■ TEXT TO READ ■
— begin —

Somewhat chilly temperatures just below 60 degrees made hoodies and hot coffee popular parade accessories for those staking out spots early Saturday.

Surrounded by party tents and picnic tables in Lafayette Square, Brett Matthews took a nap while waiting for the parade to start. He showed up before dawn to grab a spot for his tent and coolers as early birds swarmed the square the moment police opened it to parade spectators.

"I got up at 3 o'clock in the morning and I got here at 5," an hour before the square opened, Matthews said. "Pretty much all this was set up by 6:05. It was a madhouse."

Savannah typically sticks to the traditional March 17 date to celebrate St. Patrick's Day. As in past years when the 17th fell on Sunday, the 2019 parade was held a day early to keep the booze-friendly celebration from overlapping with church services. New York and Chicago also held parades Saturday.

— end —

■ DATASET CONTENT ■
— begin —

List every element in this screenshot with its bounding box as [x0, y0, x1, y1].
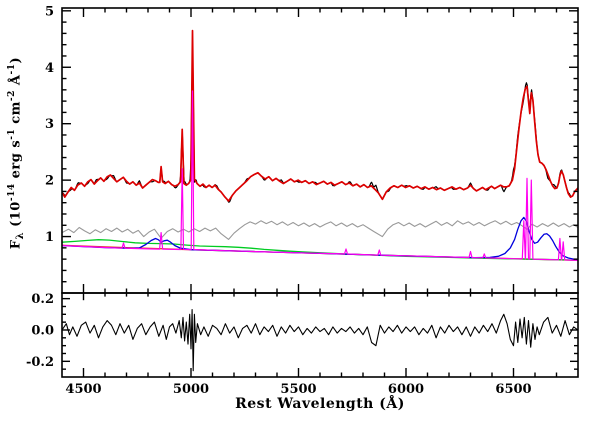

— end —

■ TASKS AND EXERCISES ■
• 1. Write out the passage on the Savannah parade from "Surrounded by party" to "to parade spectators.".
• 2. Carry on the passage about Savannah's St. Patrick's Day parade, starting after its final sentence.

■ RESPONSES BY TASK ■
• 1.
Surrounded by party tents and picnic tables in Lafayette Square, Brett Matthews took a nap while waiting for the parade to start. He showed up before dawn to grab a spot for his tent and coolers as early birds swarmed the square the moment police opened it to parade spectators.

• 2.
Outside Pinkie Master's Lounge a block from the parade route, owner Mike Warren said crowds seemed somewhat lighter than a typical Saturday parade. He suspects some people get confused when the parade gets held a day early because St. Patrick's Day falls on Sunday.

"When the holiday's actually on Saturday, there's a flood of people out the door," said Warren, who had extra bartenders working and expected business to pick up later in the day. "I wouldn't say it's slow by any stretch."